→ The request:
The entries below should be given again exactly, minus their pictures.

→ Exercise materials:
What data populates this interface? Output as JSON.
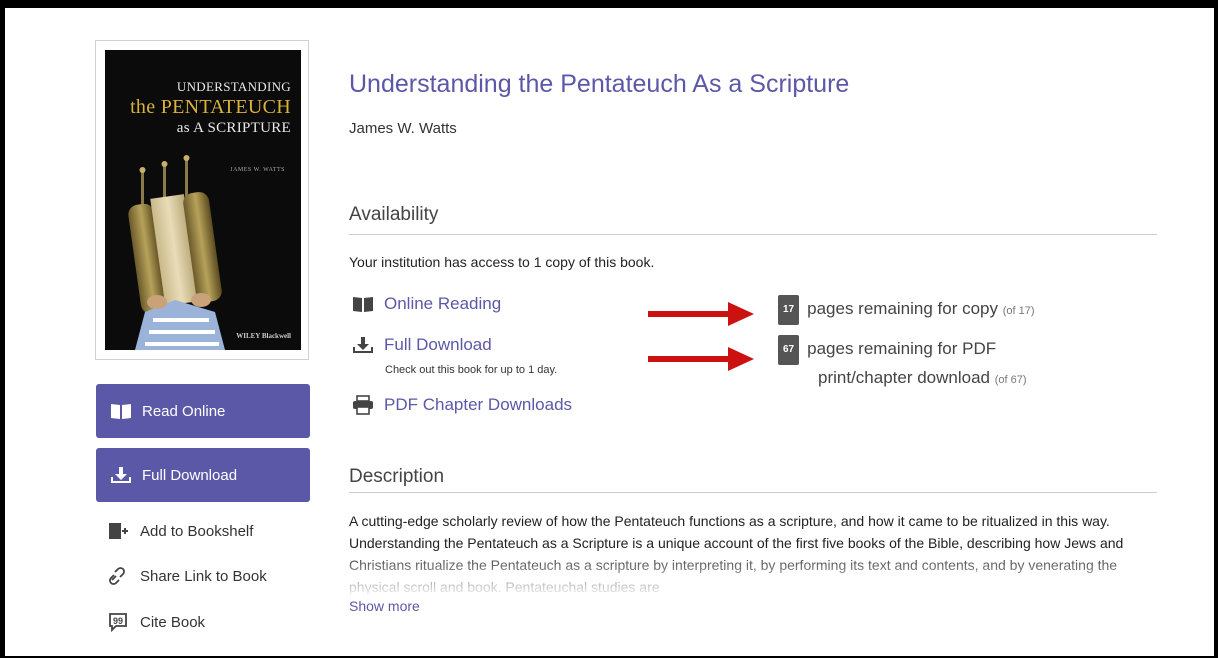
{
  "book": {
    "title": "Understanding the Pentateuch As a Scripture",
    "author": "James W. Watts",
    "cover": {
      "line1": "UNDERSTANDING",
      "line2": "the PENTATEUCH",
      "line3": "as A SCRIPTURE",
      "author": "JAMES W. WATTS",
      "publisher": "WILEY Blackwell"
    }
  },
  "sidebar": {
    "read_online": "Read Online",
    "full_download": "Full Download",
    "add_to_bookshelf": "Add to Bookshelf",
    "share_link": "Share Link to Book",
    "cite_book": "Cite Book"
  },
  "availability": {
    "heading": "Availability",
    "access_text": "Your institution has access to 1 copy of this book.",
    "online_reading": "Online Reading",
    "full_download": "Full Download",
    "full_download_note": "Check out this book for up to 1 day.",
    "pdf_chapters": "PDF Chapter Downloads",
    "copy_badge": "17",
    "copy_text": "pages remaining for copy",
    "copy_of": "(of 17)",
    "pdf_badge": "67",
    "pdf_text_line1": "pages remaining for PDF",
    "pdf_text_line2": "print/chapter download",
    "pdf_of": "(of 67)"
  },
  "description": {
    "heading": "Description",
    "text": "A cutting-edge scholarly review of how the Pentateuch functions as a scripture, and how it came to be ritualized in this way. Understanding the Pentateuch as a Scripture is a unique account of the first five books of the Bible, describing how Jews and Christians ritualize the Pentateuch as a scripture by interpreting it, by performing its text and contents, and by venerating the physical scroll and book. Pentateuchal studies are",
    "show_more": "Show more"
  },
  "colors": {
    "accent": "#5b58a8",
    "arrow": "#cc1111",
    "badge": "#555555"
  }
}
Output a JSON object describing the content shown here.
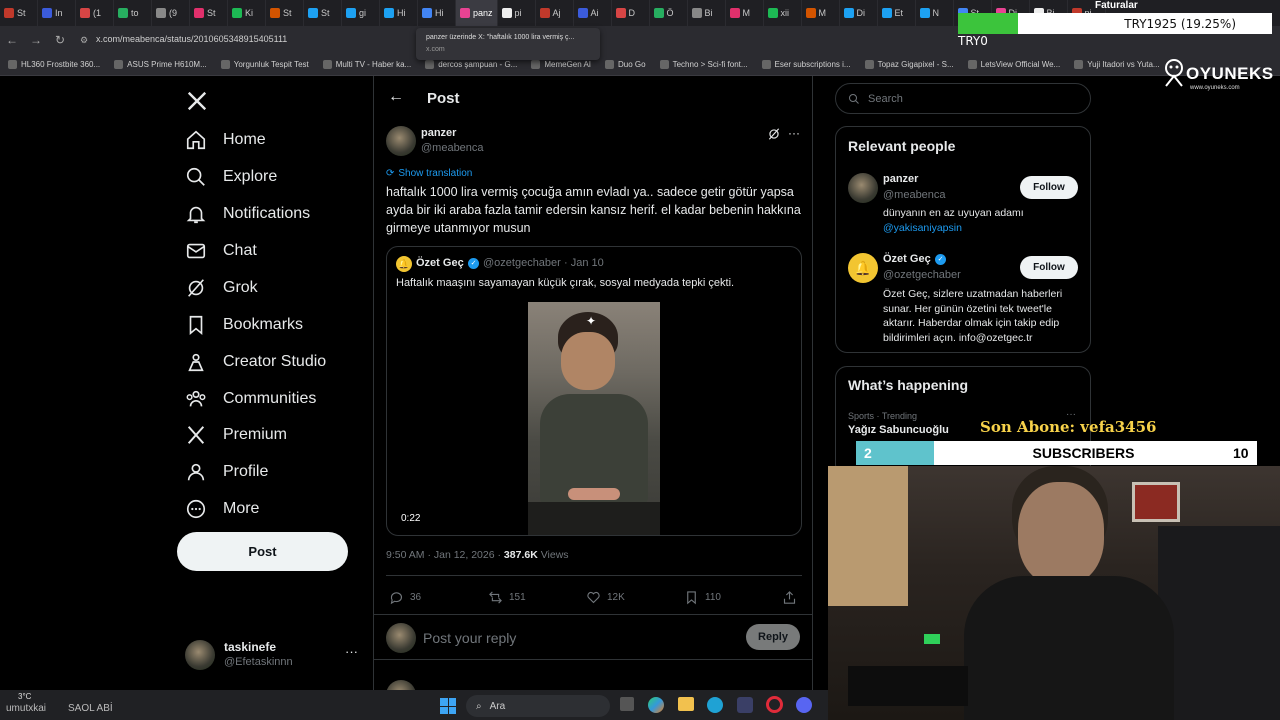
{
  "browser": {
    "tabs": [
      "St",
      "In",
      "(1",
      "to",
      "(9",
      "St",
      "Ki",
      "St",
      "St",
      "gi",
      "Hi",
      "Hi",
      "panz",
      "pi",
      "Aj",
      "Ai",
      "D",
      "Ö",
      "Bi",
      "M",
      "xii",
      "M",
      "Di",
      "Et",
      "N",
      "St",
      "Di",
      "Bi",
      "pi"
    ],
    "active_tab": "panz",
    "url": "x.com/meabenca/status/2010605348915405111",
    "tooltip_title": "panzer üzerinde X: \"haftalık 1000 lira vermiş ç...",
    "tooltip_url": "x.com",
    "bookmarks": [
      "HL360 Frostbite 360...",
      "ASUS Prime H610M...",
      "Yorgunluk Tespit Test",
      "Multi TV - Haber ka...",
      "dercos şampuan - G...",
      "MemeGen AI",
      "Duo Go",
      "Techno > Sci-fi font...",
      "Eser subscriptions i...",
      "Topaz Gigapixel - S...",
      "LetsView Official We...",
      "Yuji Itadori vs Yuta..."
    ]
  },
  "overlays": {
    "try_goal": "TRY1925 (19.25%)",
    "try_goal_progress": 0.1925,
    "try_label": "TRY0",
    "faturalar": "Faturalar",
    "brand": "OYUNEKS",
    "brand_url": "www.oyuneks.com",
    "son_abone": "Son Abone: vefa3456",
    "sub_count": "2",
    "sub_label": "SUBSCRIBERS",
    "sub_goal": "10",
    "chat_line": "SAOL ABİ",
    "chat_user": "umutxkai"
  },
  "nav": {
    "logo": "X",
    "items": [
      "Home",
      "Explore",
      "Notifications",
      "Chat",
      "Grok",
      "Bookmarks",
      "Creator Studio",
      "Communities",
      "Premium",
      "Profile",
      "More"
    ],
    "post_button": "Post",
    "me_name": "taskinefe",
    "me_handle": "@Efetaskinnn",
    "more_dots": "···"
  },
  "post": {
    "header": "Post",
    "author_name": "panzer",
    "author_handle": "@meabenca",
    "show_translation": "Show translation",
    "text": "haftalık 1000 lira vermiş çocuğa amın evladı ya.. sadece getir götür yapsa ayda bir iki araba fazla tamir edersin kansız herif. el kadar bebenin hakkına girmeye utanmıyor musun",
    "quote": {
      "name": "Özet Geç",
      "handle": "@ozetgechaber",
      "date": "· Jan 10",
      "text": "Haftalık maaşını sayamayan küçük çırak, sosyal medyada tepki çekti.",
      "duration": "0:22"
    },
    "timestamp": "9:50 AM · Jan 12, 2026 ·",
    "views_count": "387.6K",
    "views_label": "Views",
    "replies": "36",
    "reposts": "151",
    "likes": "12K",
    "bookmarks": "110",
    "reply_placeholder": "Post your reply",
    "reply_button": "Reply"
  },
  "sidebar": {
    "search_placeholder": "Search",
    "relevant_title": "Relevant people",
    "people": [
      {
        "name": "panzer",
        "handle": "@meabenca",
        "bio": "dünyanın en az uyuyan adamı",
        "bio_link": "@yakisaniyapsin",
        "follow": "Follow"
      },
      {
        "name": "Özet Geç",
        "handle": "@ozetgechaber",
        "bio": "Özet Geç, sizlere uzatmadan haberleri sunar. Her günün özetini tek tweet'le aktarır. Haberdar olmak için takip edip bildirimleri açın. info@ozetgec.tr",
        "follow": "Follow"
      }
    ],
    "happening_title": "What’s happening",
    "trend_meta": "Sports · Trending",
    "trend_name": "Yağız Sabuncuoğlu"
  },
  "taskbar": {
    "weather": "3°C",
    "search_label": "Ara"
  }
}
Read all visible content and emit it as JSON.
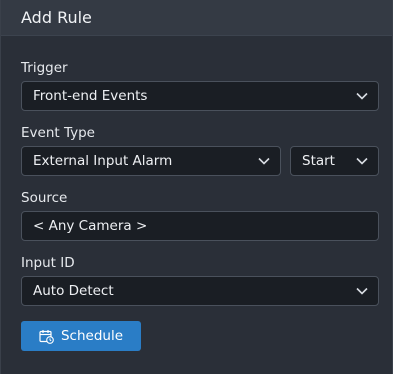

→ Response for this exercise:
What data populates this interface? Output as JSON.
{
  "book": {
    "title": "Understanding the Pentateuch As a Scripture",
    "author": "James W. Watts",
    "cover": {
      "line1": "UNDERSTANDING",
      "line2": "the PENTATEUCH",
      "line3": "as A SCRIPTURE",
      "author": "JAMES W. WATTS",
      "publisher": "WILEY Blackwell"
    }
  },
  "sidebar": {
    "read_online": "Read Online",
    "full_download": "Full Download",
    "add_to_bookshelf": "Add to Bookshelf",
    "share_link": "Share Link to Book",
    "cite_book": "Cite Book"
  },
  "availability": {
    "heading": "Availability",
    "access_text": "Your institution has access to 1 copy of this book.",
    "online_reading": "Online Reading",
    "full_download": "Full Download",
    "full_download_note": "Check out this book for up to 1 day.",
    "pdf_chapters": "PDF Chapter Downloads",
    "copy_badge": "17",
    "copy_text": "pages remaining for copy",
    "copy_of": "(of 17)",
    "pdf_badge": "67",
    "pdf_text_line1": "pages remaining for PDF",
    "pdf_text_line2": "print/chapter download",
    "pdf_of": "(of 67)"
  },
  "description": {
    "heading": "Description",
    "text": "A cutting-edge scholarly review of how the Pentateuch functions as a scripture, and how it came to be ritualized in this way. Understanding the Pentateuch as a Scripture is a unique account of the first five books of the Bible, describing how Jews and Christians ritualize the Pentateuch as a scripture by interpreting it, by performing its text and contents, and by venerating the physical scroll and book. Pentateuchal studies are",
    "show_more": "Show more"
  },
  "colors": {
    "accent": "#5b58a8",
    "arrow": "#cc1111",
    "badge": "#555555"
  }
}
Output a JSON object describing the content shown here.
{
  "browser": {
    "tabs": [
      "St",
      "In",
      "(1",
      "to",
      "(9",
      "St",
      "Ki",
      "St",
      "St",
      "gi",
      "Hi",
      "Hi",
      "panz",
      "pi",
      "Aj",
      "Ai",
      "D",
      "Ö",
      "Bi",
      "M",
      "xii",
      "M",
      "Di",
      "Et",
      "N",
      "St",
      "Di",
      "Bi",
      "pi"
    ],
    "active_tab": "panz",
    "url": "x.com/meabenca/status/2010605348915405111",
    "tooltip_title": "panzer üzerinde X: \"haftalık 1000 lira vermiş ç...",
    "tooltip_url": "x.com",
    "bookmarks": [
      "HL360 Frostbite 360...",
      "ASUS Prime H610M...",
      "Yorgunluk Tespit Test",
      "Multi TV - Haber ka...",
      "dercos şampuan - G...",
      "MemeGen AI",
      "Duo Go",
      "Techno > Sci-fi font...",
      "Eser subscriptions i...",
      "Topaz Gigapixel - S...",
      "LetsView Official We...",
      "Yuji Itadori vs Yuta..."
    ]
  },
  "overlays": {
    "try_goal": "TRY1925 (19.25%)",
    "try_goal_progress": 0.1925,
    "try_label": "TRY0",
    "faturalar": "Faturalar",
    "brand": "OYUNEKS",
    "brand_url": "www.oyuneks.com",
    "son_abone": "Son Abone: vefa3456",
    "sub_count": "2",
    "sub_label": "SUBSCRIBERS",
    "sub_goal": "10",
    "chat_line": "SAOL ABİ",
    "chat_user": "umutxkai"
  },
  "nav": {
    "logo": "X",
    "items": [
      "Home",
      "Explore",
      "Notifications",
      "Chat",
      "Grok",
      "Bookmarks",
      "Creator Studio",
      "Communities",
      "Premium",
      "Profile",
      "More"
    ],
    "post_button": "Post",
    "me_name": "taskinefe",
    "me_handle": "@Efetaskinnn",
    "more_dots": "···"
  },
  "post": {
    "header": "Post",
    "author_name": "panzer",
    "author_handle": "@meabenca",
    "show_translation": "Show translation",
    "text": "haftalık 1000 lira vermiş çocuğa amın evladı ya.. sadece getir götür yapsa ayda bir iki araba fazla tamir edersin kansız herif. el kadar bebenin hakkına girmeye utanmıyor musun",
    "quote": {
      "name": "Özet Geç",
      "handle": "@ozetgechaber",
      "date": "· Jan 10",
      "text": "Haftalık maaşını sayamayan küçük çırak, sosyal medyada tepki çekti.",
      "duration": "0:22"
    },
    "timestamp": "9:50 AM · Jan 12, 2026 ·",
    "views_count": "387.6K",
    "views_label": "Views",
    "replies": "36",
    "reposts": "151",
    "likes": "12K",
    "bookmarks": "110",
    "reply_placeholder": "Post your reply",
    "reply_button": "Reply"
  },
  "sidebar": {
    "search_placeholder": "Search",
    "relevant_title": "Relevant people",
    "people": [
      {
        "name": "panzer",
        "handle": "@meabenca",
        "bio": "dünyanın en az uyuyan adamı",
        "bio_link": "@yakisaniyapsin",
        "follow": "Follow"
      },
      {
        "name": "Özet Geç",
        "handle": "@ozetgechaber",
        "bio": "Özet Geç, sizlere uzatmadan haberleri sunar. Her günün özetini tek tweet'le aktarır. Haberdar olmak için takip edip bildirimleri açın. info@ozetgec.tr",
        "follow": "Follow"
      }
    ],
    "happening_title": "What’s happening",
    "trend_meta": "Sports · Trending",
    "trend_name": "Yağız Sabuncuoğlu"
  },
  "taskbar": {
    "weather": "3°C",
    "search_label": "Ara"
  }
}
Read all visible content and emit it as JSON.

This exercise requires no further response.